=== THE INPUT ===

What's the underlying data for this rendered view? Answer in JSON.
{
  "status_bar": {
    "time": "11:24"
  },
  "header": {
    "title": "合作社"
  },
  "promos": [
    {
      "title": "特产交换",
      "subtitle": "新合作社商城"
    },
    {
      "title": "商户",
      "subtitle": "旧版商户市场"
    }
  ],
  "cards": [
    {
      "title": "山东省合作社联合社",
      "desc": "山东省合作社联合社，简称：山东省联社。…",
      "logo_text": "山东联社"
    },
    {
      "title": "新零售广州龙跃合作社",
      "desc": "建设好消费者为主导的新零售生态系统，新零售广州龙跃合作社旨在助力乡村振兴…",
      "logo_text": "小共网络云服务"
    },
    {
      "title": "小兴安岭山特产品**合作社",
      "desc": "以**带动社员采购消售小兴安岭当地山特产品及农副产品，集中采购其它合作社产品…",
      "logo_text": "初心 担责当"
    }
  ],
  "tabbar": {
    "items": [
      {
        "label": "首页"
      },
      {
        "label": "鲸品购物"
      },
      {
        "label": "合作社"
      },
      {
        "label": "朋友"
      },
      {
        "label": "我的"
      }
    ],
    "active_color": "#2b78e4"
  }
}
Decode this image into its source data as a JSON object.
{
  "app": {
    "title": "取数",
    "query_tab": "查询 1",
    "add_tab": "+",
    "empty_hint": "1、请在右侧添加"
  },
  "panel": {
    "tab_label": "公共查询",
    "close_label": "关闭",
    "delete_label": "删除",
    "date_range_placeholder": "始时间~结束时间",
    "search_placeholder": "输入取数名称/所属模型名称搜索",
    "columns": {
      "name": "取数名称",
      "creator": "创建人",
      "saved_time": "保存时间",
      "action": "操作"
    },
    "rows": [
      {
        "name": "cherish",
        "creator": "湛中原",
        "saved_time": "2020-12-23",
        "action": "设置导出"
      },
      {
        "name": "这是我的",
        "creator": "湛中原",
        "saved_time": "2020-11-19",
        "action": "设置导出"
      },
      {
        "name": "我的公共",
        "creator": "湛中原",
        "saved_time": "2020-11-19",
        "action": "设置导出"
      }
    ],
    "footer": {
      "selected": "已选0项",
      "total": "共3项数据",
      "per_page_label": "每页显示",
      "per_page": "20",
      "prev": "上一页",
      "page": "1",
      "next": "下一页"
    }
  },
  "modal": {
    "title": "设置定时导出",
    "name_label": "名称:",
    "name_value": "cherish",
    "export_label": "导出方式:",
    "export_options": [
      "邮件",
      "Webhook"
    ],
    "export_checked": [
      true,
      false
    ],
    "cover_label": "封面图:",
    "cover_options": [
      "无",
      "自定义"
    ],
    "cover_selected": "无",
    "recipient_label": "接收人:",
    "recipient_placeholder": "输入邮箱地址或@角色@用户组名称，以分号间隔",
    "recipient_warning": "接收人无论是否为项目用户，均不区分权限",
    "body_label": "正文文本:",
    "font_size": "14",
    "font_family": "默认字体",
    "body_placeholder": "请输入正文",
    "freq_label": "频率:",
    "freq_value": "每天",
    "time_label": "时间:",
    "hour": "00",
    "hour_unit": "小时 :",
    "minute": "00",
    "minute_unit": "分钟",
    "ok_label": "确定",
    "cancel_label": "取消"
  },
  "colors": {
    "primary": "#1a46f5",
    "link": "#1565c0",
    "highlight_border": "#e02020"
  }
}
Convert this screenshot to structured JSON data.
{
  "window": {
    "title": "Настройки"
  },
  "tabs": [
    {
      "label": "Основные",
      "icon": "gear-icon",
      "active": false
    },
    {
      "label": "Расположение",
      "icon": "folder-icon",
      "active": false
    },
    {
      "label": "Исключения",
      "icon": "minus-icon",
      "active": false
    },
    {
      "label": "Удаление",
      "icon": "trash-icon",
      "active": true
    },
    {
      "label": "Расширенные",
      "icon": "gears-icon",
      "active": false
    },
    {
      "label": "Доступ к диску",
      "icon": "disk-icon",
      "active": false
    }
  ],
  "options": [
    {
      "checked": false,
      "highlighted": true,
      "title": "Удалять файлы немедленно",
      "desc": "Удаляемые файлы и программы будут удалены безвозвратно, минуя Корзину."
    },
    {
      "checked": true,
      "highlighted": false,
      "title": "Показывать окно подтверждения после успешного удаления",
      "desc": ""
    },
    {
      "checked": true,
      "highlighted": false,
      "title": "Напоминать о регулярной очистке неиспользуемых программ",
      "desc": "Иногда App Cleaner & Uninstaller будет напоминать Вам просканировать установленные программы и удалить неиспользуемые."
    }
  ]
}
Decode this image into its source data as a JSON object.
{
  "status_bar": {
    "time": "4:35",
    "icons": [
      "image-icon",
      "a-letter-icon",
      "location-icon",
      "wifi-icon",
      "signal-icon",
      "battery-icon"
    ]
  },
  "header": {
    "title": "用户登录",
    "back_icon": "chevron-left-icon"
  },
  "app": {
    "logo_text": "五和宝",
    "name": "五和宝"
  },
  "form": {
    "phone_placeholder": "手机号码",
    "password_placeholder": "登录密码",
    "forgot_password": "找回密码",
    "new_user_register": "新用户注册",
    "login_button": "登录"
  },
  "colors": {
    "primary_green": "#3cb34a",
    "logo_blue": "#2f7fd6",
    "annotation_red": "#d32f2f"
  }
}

===

(STATED PROBLEM):
Copy all the lines above that hold the string "data".

(THE SOLUTION):
What's the underlying data for this rendered view? Answer in JSON.
Decode this image into its source data as a JSON object.
Convert this screenshot to structured JSON data.
Decode this image into its source data as a JSON object.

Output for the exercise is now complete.